-- START Exercise materials --

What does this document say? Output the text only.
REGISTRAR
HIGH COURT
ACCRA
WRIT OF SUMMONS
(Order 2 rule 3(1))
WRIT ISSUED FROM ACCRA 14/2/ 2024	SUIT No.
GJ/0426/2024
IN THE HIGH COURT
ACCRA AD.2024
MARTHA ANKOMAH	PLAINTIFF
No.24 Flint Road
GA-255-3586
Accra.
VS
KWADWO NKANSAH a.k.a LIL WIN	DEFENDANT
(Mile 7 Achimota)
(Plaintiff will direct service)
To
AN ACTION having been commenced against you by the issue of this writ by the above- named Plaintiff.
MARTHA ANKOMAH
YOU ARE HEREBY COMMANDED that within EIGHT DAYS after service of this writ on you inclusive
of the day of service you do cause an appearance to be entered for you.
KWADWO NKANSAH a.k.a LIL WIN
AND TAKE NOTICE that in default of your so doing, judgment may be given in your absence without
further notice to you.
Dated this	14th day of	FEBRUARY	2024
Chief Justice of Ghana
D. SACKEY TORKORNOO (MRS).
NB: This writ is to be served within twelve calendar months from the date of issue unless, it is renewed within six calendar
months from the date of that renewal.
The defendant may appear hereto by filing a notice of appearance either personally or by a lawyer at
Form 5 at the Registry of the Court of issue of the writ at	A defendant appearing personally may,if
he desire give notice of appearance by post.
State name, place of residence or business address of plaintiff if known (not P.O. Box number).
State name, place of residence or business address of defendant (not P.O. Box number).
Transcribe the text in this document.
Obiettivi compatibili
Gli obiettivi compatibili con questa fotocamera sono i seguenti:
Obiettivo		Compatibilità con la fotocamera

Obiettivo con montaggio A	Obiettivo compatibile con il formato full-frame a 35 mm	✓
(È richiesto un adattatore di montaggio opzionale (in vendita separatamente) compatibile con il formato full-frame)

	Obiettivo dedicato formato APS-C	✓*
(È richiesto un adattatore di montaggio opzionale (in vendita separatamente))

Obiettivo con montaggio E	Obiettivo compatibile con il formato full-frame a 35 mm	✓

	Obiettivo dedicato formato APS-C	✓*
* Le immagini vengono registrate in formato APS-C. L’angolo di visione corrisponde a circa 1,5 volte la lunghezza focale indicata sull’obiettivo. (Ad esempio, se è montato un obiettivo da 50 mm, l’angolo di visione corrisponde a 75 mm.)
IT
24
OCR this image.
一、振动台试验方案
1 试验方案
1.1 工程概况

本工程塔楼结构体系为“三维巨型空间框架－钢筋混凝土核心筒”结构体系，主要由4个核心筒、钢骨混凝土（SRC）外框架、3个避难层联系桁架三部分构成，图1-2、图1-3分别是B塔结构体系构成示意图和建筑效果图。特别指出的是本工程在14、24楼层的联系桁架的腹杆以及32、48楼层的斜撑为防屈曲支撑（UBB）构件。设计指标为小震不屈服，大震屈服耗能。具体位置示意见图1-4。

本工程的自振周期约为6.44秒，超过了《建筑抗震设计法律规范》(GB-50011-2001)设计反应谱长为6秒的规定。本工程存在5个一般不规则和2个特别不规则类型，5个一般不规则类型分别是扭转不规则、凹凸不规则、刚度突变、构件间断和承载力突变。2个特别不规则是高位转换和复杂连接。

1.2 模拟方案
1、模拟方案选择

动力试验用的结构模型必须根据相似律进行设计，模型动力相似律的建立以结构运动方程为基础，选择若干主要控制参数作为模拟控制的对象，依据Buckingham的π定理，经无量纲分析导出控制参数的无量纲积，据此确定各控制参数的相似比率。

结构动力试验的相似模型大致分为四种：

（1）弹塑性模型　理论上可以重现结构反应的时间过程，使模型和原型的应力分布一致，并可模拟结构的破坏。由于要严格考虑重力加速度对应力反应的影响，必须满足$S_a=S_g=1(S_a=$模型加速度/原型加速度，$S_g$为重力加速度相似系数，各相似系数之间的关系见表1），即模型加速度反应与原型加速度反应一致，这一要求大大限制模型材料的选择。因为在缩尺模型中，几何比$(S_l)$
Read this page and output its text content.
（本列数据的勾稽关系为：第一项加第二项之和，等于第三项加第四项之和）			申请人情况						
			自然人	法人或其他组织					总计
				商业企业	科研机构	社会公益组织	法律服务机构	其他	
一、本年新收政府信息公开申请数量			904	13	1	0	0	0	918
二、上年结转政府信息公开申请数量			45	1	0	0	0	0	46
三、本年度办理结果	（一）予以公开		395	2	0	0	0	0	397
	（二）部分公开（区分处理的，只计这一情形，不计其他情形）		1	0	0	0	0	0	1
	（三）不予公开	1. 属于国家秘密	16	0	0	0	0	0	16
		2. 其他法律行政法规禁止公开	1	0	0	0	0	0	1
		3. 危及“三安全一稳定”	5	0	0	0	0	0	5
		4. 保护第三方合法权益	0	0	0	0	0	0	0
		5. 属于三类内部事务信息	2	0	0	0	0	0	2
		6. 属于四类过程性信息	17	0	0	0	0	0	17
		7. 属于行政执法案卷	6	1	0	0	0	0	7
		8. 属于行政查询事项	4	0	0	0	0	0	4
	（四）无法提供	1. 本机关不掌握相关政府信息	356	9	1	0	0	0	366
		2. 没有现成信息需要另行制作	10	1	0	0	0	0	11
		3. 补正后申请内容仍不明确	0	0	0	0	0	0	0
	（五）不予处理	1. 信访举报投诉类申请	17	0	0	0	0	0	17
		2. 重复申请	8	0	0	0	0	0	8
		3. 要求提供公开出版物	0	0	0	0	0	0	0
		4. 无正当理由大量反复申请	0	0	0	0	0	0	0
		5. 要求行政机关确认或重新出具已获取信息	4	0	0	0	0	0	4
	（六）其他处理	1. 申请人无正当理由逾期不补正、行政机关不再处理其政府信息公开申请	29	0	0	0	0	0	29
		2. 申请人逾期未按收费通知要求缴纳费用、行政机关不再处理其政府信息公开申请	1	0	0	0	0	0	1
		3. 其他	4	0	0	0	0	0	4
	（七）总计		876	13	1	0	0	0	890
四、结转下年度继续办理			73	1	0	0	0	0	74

-- END Exercise materials --

- **What the exercise asks**:
Each of the records should be retyped exactly.

- **Exercise output**:
What does this document say? Output the text only.
REGISTRAR
HIGH COURT
ACCRA
WRIT OF SUMMONS
(Order 2 rule 3(1))
WRIT ISSUED FROM ACCRA 14/2/ 2024	SUIT No.
GJ/0426/2024
IN THE HIGH COURT
ACCRA AD.2024
MARTHA ANKOMAH	PLAINTIFF
No.24 Flint Road
GA-255-3586
Accra.
VS
KWADWO NKANSAH a.k.a LIL WIN	DEFENDANT
(Mile 7 Achimota)
(Plaintiff will direct service)
To
AN ACTION having been commenced against you by the issue of this writ by the above- named Plaintiff.
MARTHA ANKOMAH
YOU ARE HEREBY COMMANDED that within EIGHT DAYS after service of this writ on you inclusive
of the day of service you do cause an appearance to be entered for you.
KWADWO NKANSAH a.k.a LIL WIN
AND TAKE NOTICE that in default of your so doing, judgment may be given in your absence without
further notice to you.
Dated this	14th day of	FEBRUARY	2024
Chief Justice of Ghana
D. SACKEY TORKORNOO (MRS).
NB: This writ is to be served within twelve calendar months from the date of issue unless, it is renewed within six calendar
months from the date of that renewal.
The defendant may appear hereto by filing a notice of appearance either personally or by a lawyer at
Form 5 at the Registry of the Court of issue of the writ at	A defendant appearing personally may,if
he desire give notice of appearance by post.
State name, place of residence or business address of plaintiff if known (not P.O. Box number).
State name, place of residence or business address of defendant (not P.O. Box number).
Transcribe the text in this document.
Obiettivi compatibili
Gli obiettivi compatibili con questa fotocamera sono i seguenti:
Obiettivo		Compatibilità con la fotocamera

Obiettivo con montaggio A	Obiettivo compatibile con il formato full-frame a 35 mm	✓
(È richiesto un adattatore di montaggio opzionale (in vendita separatamente) compatibile con il formato full-frame)

	Obiettivo dedicato formato APS-C	✓*
(È richiesto un adattatore di montaggio opzionale (in vendita separatamente))

Obiettivo con montaggio E	Obiettivo compatibile con il formato full-frame a 35 mm	✓

	Obiettivo dedicato formato APS-C	✓*
* Le immagini vengono registrate in formato APS-C. L’angolo di visione corrisponde a circa 1,5 volte la lunghezza focale indicata sull’obiettivo. (Ad esempio, se è montato un obiettivo da 50 mm, l’angolo di visione corrisponde a 75 mm.)
IT
24
OCR this image.
一、振动台试验方案
1 试验方案
1.1 工程概况

本工程塔楼结构体系为“三维巨型空间框架－钢筋混凝土核心筒”结构体系，主要由4个核心筒、钢骨混凝土（SRC）外框架、3个避难层联系桁架三部分构成，图1-2、图1-3分别是B塔结构体系构成示意图和建筑效果图。特别指出的是本工程在14、24楼层的联系桁架的腹杆以及32、48楼层的斜撑为防屈曲支撑（UBB）构件。设计指标为小震不屈服，大震屈服耗能。具体位置示意见图1-4。

本工程的自振周期约为6.44秒，超过了《建筑抗震设计法律规范》(GB-50011-2001)设计反应谱长为6秒的规定。本工程存在5个一般不规则和2个特别不规则类型，5个一般不规则类型分别是扭转不规则、凹凸不规则、刚度突变、构件间断和承载力突变。2个特别不规则是高位转换和复杂连接。

1.2 模拟方案
1、模拟方案选择

动力试验用的结构模型必须根据相似律进行设计，模型动力相似律的建立以结构运动方程为基础，选择若干主要控制参数作为模拟控制的对象，依据Buckingham的π定理，经无量纲分析导出控制参数的无量纲积，据此确定各控制参数的相似比率。

结构动力试验的相似模型大致分为四种：

（1）弹塑性模型　理论上可以重现结构反应的时间过程，使模型和原型的应力分布一致，并可模拟结构的破坏。由于要严格考虑重力加速度对应力反应的影响，必须满足$S_a=S_g=1(S_a=$模型加速度/原型加速度，$S_g$为重力加速度相似系数，各相似系数之间的关系见表1），即模型加速度反应与原型加速度反应一致，这一要求大大限制模型材料的选择。因为在缩尺模型中，几何比$(S_l)$
Read this page and output its text content.
（本列数据的勾稽关系为：第一项加第二项之和，等于第三项加第四项之和）			申请人情况						
			自然人	法人或其他组织					总计
				商业企业	科研机构	社会公益组织	法律服务机构	其他	
一、本年新收政府信息公开申请数量			904	13	1	0	0	0	918
二、上年结转政府信息公开申请数量			45	1	0	0	0	0	46
三、本年度办理结果	（一）予以公开		395	2	0	0	0	0	397
	（二）部分公开（区分处理的，只计这一情形，不计其他情形）		1	0	0	0	0	0	1
	（三）不予公开	1. 属于国家秘密	16	0	0	0	0	0	16
		2. 其他法律行政法规禁止公开	1	0	0	0	0	0	1
		3. 危及“三安全一稳定”	5	0	0	0	0	0	5
		4. 保护第三方合法权益	0	0	0	0	0	0	0
		5. 属于三类内部事务信息	2	0	0	0	0	0	2
		6. 属于四类过程性信息	17	0	0	0	0	0	17
		7. 属于行政执法案卷	6	1	0	0	0	0	7
		8. 属于行政查询事项	4	0	0	0	0	0	4
	（四）无法提供	1. 本机关不掌握相关政府信息	356	9	1	0	0	0	366
		2. 没有现成信息需要另行制作	10	1	0	0	0	0	11
		3. 补正后申请内容仍不明确	0	0	0	0	0	0	0
	（五）不予处理	1. 信访举报投诉类申请	17	0	0	0	0	0	17
		2. 重复申请	8	0	0	0	0	0	8
		3. 要求提供公开出版物	0	0	0	0	0	0	0
		4. 无正当理由大量反复申请	0	0	0	0	0	0	0
		5. 要求行政机关确认或重新出具已获取信息	4	0	0	0	0	0	4
	（六）其他处理	1. 申请人无正当理由逾期不补正、行政机关不再处理其政府信息公开申请	29	0	0	0	0	0	29
		2. 申请人逾期未按收费通知要求缴纳费用、行政机关不再处理其政府信息公开申请	1	0	0	0	0	0	1
		3. 其他	4	0	0	0	0	0	4
	（七）总计		876	13	1	0	0	0	890
四、结转下年度继续办理			73	1	0	0	0	0	74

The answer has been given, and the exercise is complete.